**Supplied data**:
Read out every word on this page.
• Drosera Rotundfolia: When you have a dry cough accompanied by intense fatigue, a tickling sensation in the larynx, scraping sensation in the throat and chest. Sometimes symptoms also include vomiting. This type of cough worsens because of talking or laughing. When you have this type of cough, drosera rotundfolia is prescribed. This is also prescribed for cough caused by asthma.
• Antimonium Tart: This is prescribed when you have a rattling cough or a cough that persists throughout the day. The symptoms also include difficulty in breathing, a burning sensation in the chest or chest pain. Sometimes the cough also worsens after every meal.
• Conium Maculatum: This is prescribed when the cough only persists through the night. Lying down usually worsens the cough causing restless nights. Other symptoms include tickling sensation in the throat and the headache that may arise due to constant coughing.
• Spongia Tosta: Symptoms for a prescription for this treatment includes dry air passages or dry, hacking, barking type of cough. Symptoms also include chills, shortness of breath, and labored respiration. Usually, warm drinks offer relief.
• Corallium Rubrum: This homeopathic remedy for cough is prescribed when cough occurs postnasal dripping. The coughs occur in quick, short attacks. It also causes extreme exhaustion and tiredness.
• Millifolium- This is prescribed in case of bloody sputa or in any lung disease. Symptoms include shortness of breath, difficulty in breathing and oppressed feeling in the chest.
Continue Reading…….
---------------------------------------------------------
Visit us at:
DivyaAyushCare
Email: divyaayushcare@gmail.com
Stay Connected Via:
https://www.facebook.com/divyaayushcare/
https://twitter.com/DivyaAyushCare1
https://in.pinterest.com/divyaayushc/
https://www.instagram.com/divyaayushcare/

**Brief**: Print back all the lines verbatim.

**Exercise response**:
Read out every word on this page.
• Drosera Rotundfolia: When you have a dry cough accompanied by intense fatigue, a tickling sensation in the larynx, scraping sensation in the throat and chest. Sometimes symptoms also include vomiting. This type of cough worsens because of talking or laughing. When you have this type of cough, drosera rotundfolia is prescribed. This is also prescribed for cough caused by asthma.
• Antimonium Tart: This is prescribed when you have a rattling cough or a cough that persists throughout the day. The symptoms also include difficulty in breathing, a burning sensation in the chest or chest pain. Sometimes the cough also worsens after every meal.
• Conium Maculatum: This is prescribed when the cough only persists through the night. Lying down usually worsens the cough causing restless nights. Other symptoms include tickling sensation in the throat and the headache that may arise due to constant coughing.
• Spongia Tosta: Symptoms for a prescription for this treatment includes dry air passages or dry, hacking, barking type of cough. Symptoms also include chills, shortness of breath, and labored respiration. Usually, warm drinks offer relief.
• Corallium Rubrum: This homeopathic remedy for cough is prescribed when cough occurs postnasal dripping. The coughs occur in quick, short attacks. It also causes extreme exhaustion and tiredness.
• Millifolium- This is prescribed in case of bloody sputa or in any lung disease. Symptoms include shortness of breath, difficulty in breathing and oppressed feeling in the chest.
Continue Reading…….
---------------------------------------------------------
Visit us at:
DivyaAyushCare
Email: divyaayushcare@gmail.com
Stay Connected Via:
https://www.facebook.com/divyaayushcare/
https://twitter.com/DivyaAyushCare1
https://in.pinterest.com/divyaayushc/
https://www.instagram.com/divyaayushcare/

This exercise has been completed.